**TASK DETAILS:**
Retype every entry exactly, character for character.

Extracts from a graphics dataset:
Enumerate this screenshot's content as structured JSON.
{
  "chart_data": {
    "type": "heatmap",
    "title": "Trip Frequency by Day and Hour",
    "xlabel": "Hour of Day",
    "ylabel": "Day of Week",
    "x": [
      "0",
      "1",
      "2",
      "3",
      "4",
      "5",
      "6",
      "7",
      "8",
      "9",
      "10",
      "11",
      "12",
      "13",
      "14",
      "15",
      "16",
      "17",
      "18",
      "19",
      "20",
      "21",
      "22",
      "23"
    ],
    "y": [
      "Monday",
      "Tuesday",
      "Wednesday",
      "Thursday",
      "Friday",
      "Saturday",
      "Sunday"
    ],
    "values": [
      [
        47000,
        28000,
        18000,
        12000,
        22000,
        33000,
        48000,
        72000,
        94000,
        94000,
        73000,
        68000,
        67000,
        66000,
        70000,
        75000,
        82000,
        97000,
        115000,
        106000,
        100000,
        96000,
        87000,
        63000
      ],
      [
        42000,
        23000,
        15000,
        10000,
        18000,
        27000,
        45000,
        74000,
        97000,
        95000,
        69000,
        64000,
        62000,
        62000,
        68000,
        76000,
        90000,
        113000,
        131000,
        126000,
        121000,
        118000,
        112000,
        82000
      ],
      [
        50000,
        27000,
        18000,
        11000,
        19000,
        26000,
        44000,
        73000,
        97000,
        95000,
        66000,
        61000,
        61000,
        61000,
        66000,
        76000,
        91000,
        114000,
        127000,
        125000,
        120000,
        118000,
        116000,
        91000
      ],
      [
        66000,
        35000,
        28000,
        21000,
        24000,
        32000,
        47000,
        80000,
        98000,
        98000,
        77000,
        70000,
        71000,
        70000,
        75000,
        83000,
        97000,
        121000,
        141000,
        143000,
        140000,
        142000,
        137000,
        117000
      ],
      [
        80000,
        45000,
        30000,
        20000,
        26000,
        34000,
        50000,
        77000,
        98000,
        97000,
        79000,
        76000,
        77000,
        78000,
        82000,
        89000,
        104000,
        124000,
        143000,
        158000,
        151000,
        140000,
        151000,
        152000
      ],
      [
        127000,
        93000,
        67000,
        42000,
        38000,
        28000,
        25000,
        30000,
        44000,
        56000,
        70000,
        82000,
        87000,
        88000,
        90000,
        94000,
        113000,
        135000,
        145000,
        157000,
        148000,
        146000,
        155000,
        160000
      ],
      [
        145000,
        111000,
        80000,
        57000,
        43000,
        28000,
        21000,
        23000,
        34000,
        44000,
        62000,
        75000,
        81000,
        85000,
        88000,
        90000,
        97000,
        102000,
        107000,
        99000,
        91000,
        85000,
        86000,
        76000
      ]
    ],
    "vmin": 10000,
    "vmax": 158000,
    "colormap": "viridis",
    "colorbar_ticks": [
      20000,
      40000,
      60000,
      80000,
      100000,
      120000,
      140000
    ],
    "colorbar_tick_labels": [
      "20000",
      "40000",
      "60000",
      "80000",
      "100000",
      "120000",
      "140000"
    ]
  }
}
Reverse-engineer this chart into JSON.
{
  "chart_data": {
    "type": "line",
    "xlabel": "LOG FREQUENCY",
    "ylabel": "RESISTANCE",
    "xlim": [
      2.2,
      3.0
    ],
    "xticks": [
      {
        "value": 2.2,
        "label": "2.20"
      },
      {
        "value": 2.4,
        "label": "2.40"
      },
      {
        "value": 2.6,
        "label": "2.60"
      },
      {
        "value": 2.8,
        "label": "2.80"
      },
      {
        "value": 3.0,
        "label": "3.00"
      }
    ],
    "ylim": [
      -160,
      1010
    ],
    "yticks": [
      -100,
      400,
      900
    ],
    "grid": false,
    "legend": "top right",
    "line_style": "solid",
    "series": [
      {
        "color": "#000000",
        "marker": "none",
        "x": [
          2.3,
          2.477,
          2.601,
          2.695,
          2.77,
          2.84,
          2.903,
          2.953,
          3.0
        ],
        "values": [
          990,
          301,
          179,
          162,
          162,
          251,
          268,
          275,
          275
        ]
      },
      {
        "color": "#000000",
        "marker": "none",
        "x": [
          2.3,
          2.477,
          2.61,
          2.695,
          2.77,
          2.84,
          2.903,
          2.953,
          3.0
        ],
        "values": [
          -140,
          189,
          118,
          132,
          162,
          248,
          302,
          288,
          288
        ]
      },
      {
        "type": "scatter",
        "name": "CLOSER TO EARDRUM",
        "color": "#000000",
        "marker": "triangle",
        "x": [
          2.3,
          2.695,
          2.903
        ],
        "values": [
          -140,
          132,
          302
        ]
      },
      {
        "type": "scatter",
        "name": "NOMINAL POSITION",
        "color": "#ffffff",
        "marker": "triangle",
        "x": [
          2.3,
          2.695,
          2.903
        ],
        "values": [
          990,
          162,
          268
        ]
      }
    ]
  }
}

**ANSWER TO THIS EXERCISE:**
Enumerate this screenshot's content as structured JSON.
{
  "chart_data": {
    "type": "heatmap",
    "title": "Trip Frequency by Day and Hour",
    "xlabel": "Hour of Day",
    "ylabel": "Day of Week",
    "x": [
      "0",
      "1",
      "2",
      "3",
      "4",
      "5",
      "6",
      "7",
      "8",
      "9",
      "10",
      "11",
      "12",
      "13",
      "14",
      "15",
      "16",
      "17",
      "18",
      "19",
      "20",
      "21",
      "22",
      "23"
    ],
    "y": [
      "Monday",
      "Tuesday",
      "Wednesday",
      "Thursday",
      "Friday",
      "Saturday",
      "Sunday"
    ],
    "values": [
      [
        47000,
        28000,
        18000,
        12000,
        22000,
        33000,
        48000,
        72000,
        94000,
        94000,
        73000,
        68000,
        67000,
        66000,
        70000,
        75000,
        82000,
        97000,
        115000,
        106000,
        100000,
        96000,
        87000,
        63000
      ],
      [
        42000,
        23000,
        15000,
        10000,
        18000,
        27000,
        45000,
        74000,
        97000,
        95000,
        69000,
        64000,
        62000,
        62000,
        68000,
        76000,
        90000,
        113000,
        131000,
        126000,
        121000,
        118000,
        112000,
        82000
      ],
      [
        50000,
        27000,
        18000,
        11000,
        19000,
        26000,
        44000,
        73000,
        97000,
        95000,
        66000,
        61000,
        61000,
        61000,
        66000,
        76000,
        91000,
        114000,
        127000,
        125000,
        120000,
        118000,
        116000,
        91000
      ],
      [
        66000,
        35000,
        28000,
        21000,
        24000,
        32000,
        47000,
        80000,
        98000,
        98000,
        77000,
        70000,
        71000,
        70000,
        75000,
        83000,
        97000,
        121000,
        141000,
        143000,
        140000,
        142000,
        137000,
        117000
      ],
      [
        80000,
        45000,
        30000,
        20000,
        26000,
        34000,
        50000,
        77000,
        98000,
        97000,
        79000,
        76000,
        77000,
        78000,
        82000,
        89000,
        104000,
        124000,
        143000,
        158000,
        151000,
        140000,
        151000,
        152000
      ],
      [
        127000,
        93000,
        67000,
        42000,
        38000,
        28000,
        25000,
        30000,
        44000,
        56000,
        70000,
        82000,
        87000,
        88000,
        90000,
        94000,
        113000,
        135000,
        145000,
        157000,
        148000,
        146000,
        155000,
        160000
      ],
      [
        145000,
        111000,
        80000,
        57000,
        43000,
        28000,
        21000,
        23000,
        34000,
        44000,
        62000,
        75000,
        81000,
        85000,
        88000,
        90000,
        97000,
        102000,
        107000,
        99000,
        91000,
        85000,
        86000,
        76000
      ]
    ],
    "vmin": 10000,
    "vmax": 158000,
    "colormap": "viridis",
    "colorbar_ticks": [
      20000,
      40000,
      60000,
      80000,
      100000,
      120000,
      140000
    ],
    "colorbar_tick_labels": [
      "20000",
      "40000",
      "60000",
      "80000",
      "100000",
      "120000",
      "140000"
    ]
  }
}
Reverse-engineer this chart into JSON.
{
  "chart_data": {
    "type": "line",
    "xlabel": "LOG FREQUENCY",
    "ylabel": "RESISTANCE",
    "xlim": [
      2.2,
      3.0
    ],
    "xticks": [
      {
        "value": 2.2,
        "label": "2.20"
      },
      {
        "value": 2.4,
        "label": "2.40"
      },
      {
        "value": 2.6,
        "label": "2.60"
      },
      {
        "value": 2.8,
        "label": "2.80"
      },
      {
        "value": 3.0,
        "label": "3.00"
      }
    ],
    "ylim": [
      -160,
      1010
    ],
    "yticks": [
      -100,
      400,
      900
    ],
    "grid": false,
    "legend": "top right",
    "line_style": "solid",
    "series": [
      {
        "color": "#000000",
        "marker": "none",
        "x": [
          2.3,
          2.477,
          2.601,
          2.695,
          2.77,
          2.84,
          2.903,
          2.953,
          3.0
        ],
        "values": [
          990,
          301,
          179,
          162,
          162,
          251,
          268,
          275,
          275
        ]
      },
      {
        "color": "#000000",
        "marker": "none",
        "x": [
          2.3,
          2.477,
          2.61,
          2.695,
          2.77,
          2.84,
          2.903,
          2.953,
          3.0
        ],
        "values": [
          -140,
          189,
          118,
          132,
          162,
          248,
          302,
          288,
          288
        ]
      },
      {
        "type": "scatter",
        "name": "CLOSER TO EARDRUM",
        "color": "#000000",
        "marker": "triangle",
        "x": [
          2.3,
          2.695,
          2.903
        ],
        "values": [
          -140,
          132,
          302
        ]
      },
      {
        "type": "scatter",
        "name": "NOMINAL POSITION",
        "color": "#ffffff",
        "marker": "triangle",
        "x": [
          2.3,
          2.695,
          2.903
        ],
        "values": [
          990,
          162,
          268
        ]
      }
    ]
  }
}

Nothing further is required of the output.